==== Provided data ====

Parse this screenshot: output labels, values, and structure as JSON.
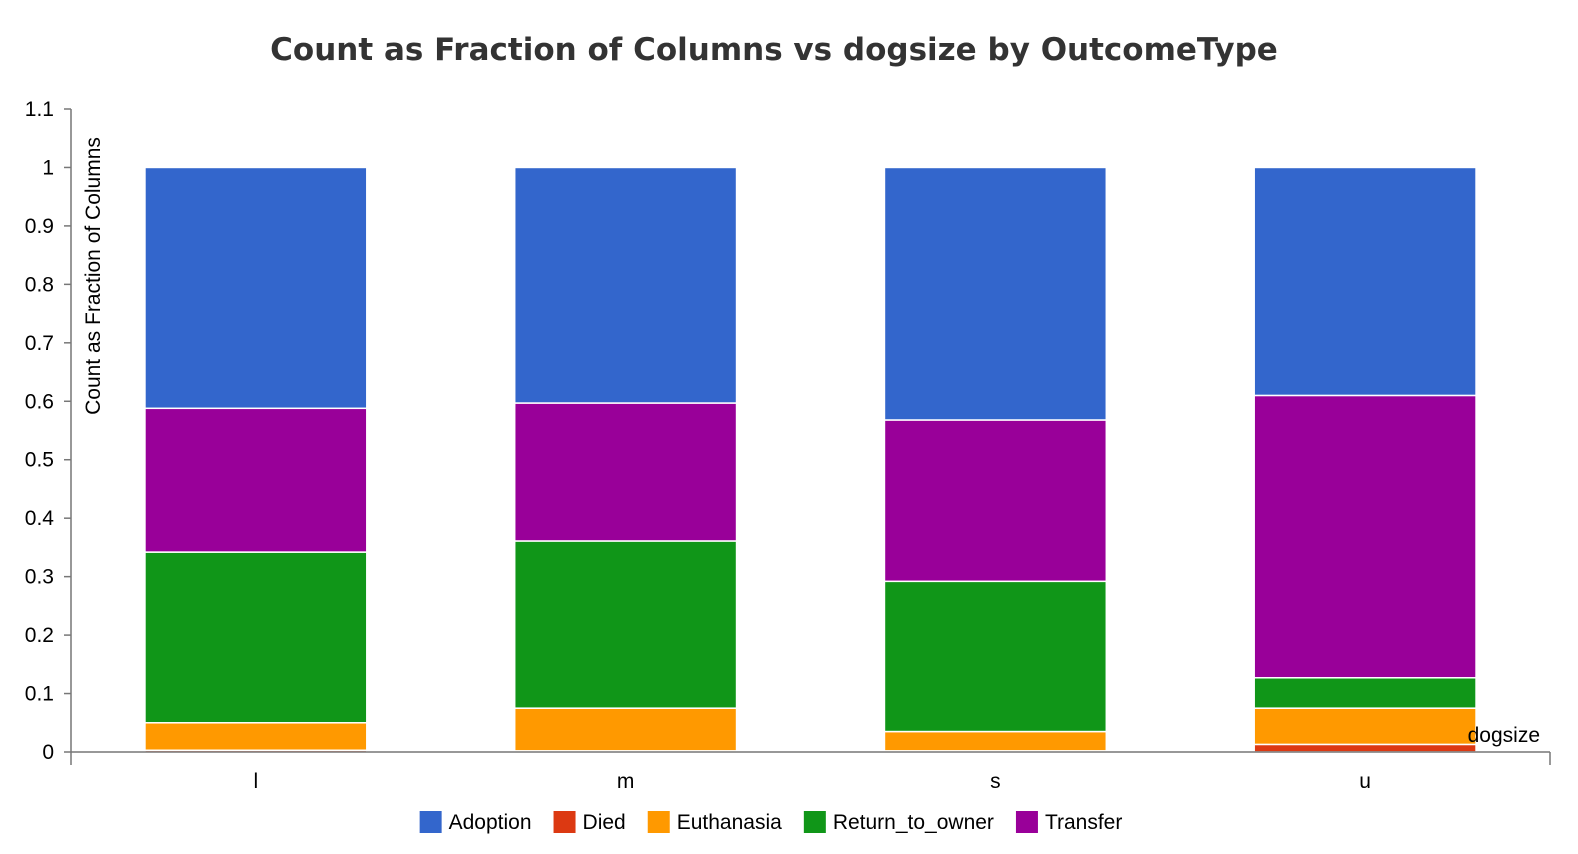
{
  "chart_data": {
    "type": "bar",
    "stacked": true,
    "title": "Count as Fraction of Columns vs dogsize by OutcomeType",
    "xlabel": "dogsize",
    "ylabel": "Count as Fraction of Columns",
    "ylim": [
      0,
      1.1
    ],
    "yticks": [
      "0",
      "0.1",
      "0.2",
      "0.3",
      "0.4",
      "0.5",
      "0.6",
      "0.7",
      "0.8",
      "0.9",
      "1",
      "1.1"
    ],
    "categories": [
      "l",
      "m",
      "s",
      "u"
    ],
    "series": [
      {
        "name": "Died",
        "color": "#dc3912",
        "values": [
          0.003,
          0.002,
          0.002,
          0.013
        ]
      },
      {
        "name": "Euthanasia",
        "color": "#ff9900",
        "values": [
          0.047,
          0.073,
          0.033,
          0.062
        ]
      },
      {
        "name": "Return_to_owner",
        "color": "#109618",
        "values": [
          0.292,
          0.286,
          0.257,
          0.052
        ]
      },
      {
        "name": "Transfer",
        "color": "#990099",
        "values": [
          0.246,
          0.236,
          0.276,
          0.483
        ]
      },
      {
        "name": "Adoption",
        "color": "#3366cc",
        "values": [
          0.412,
          0.403,
          0.432,
          0.39
        ]
      }
    ],
    "legend_order": [
      "Adoption",
      "Died",
      "Euthanasia",
      "Return_to_owner",
      "Transfer"
    ],
    "legend_position": "bottom",
    "grid": false
  }
}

====

• [Aim]: Please write out all of the material above without changing a word, and omit any pictures.

• [The reply]:
Parse this screenshot: output labels, values, and structure as JSON.
{
  "chart_data": {
    "type": "bar",
    "stacked": true,
    "title": "Count as Fraction of Columns vs dogsize by OutcomeType",
    "xlabel": "dogsize",
    "ylabel": "Count as Fraction of Columns",
    "ylim": [
      0,
      1.1
    ],
    "yticks": [
      "0",
      "0.1",
      "0.2",
      "0.3",
      "0.4",
      "0.5",
      "0.6",
      "0.7",
      "0.8",
      "0.9",
      "1",
      "1.1"
    ],
    "categories": [
      "l",
      "m",
      "s",
      "u"
    ],
    "series": [
      {
        "name": "Died",
        "color": "#dc3912",
        "values": [
          0.003,
          0.002,
          0.002,
          0.013
        ]
      },
      {
        "name": "Euthanasia",
        "color": "#ff9900",
        "values": [
          0.047,
          0.073,
          0.033,
          0.062
        ]
      },
      {
        "name": "Return_to_owner",
        "color": "#109618",
        "values": [
          0.292,
          0.286,
          0.257,
          0.052
        ]
      },
      {
        "name": "Transfer",
        "color": "#990099",
        "values": [
          0.246,
          0.236,
          0.276,
          0.483
        ]
      },
      {
        "name": "Adoption",
        "color": "#3366cc",
        "values": [
          0.412,
          0.403,
          0.432,
          0.39
        ]
      }
    ],
    "legend_order": [
      "Adoption",
      "Died",
      "Euthanasia",
      "Return_to_owner",
      "Transfer"
    ],
    "legend_position": "bottom",
    "grid": false
  }
}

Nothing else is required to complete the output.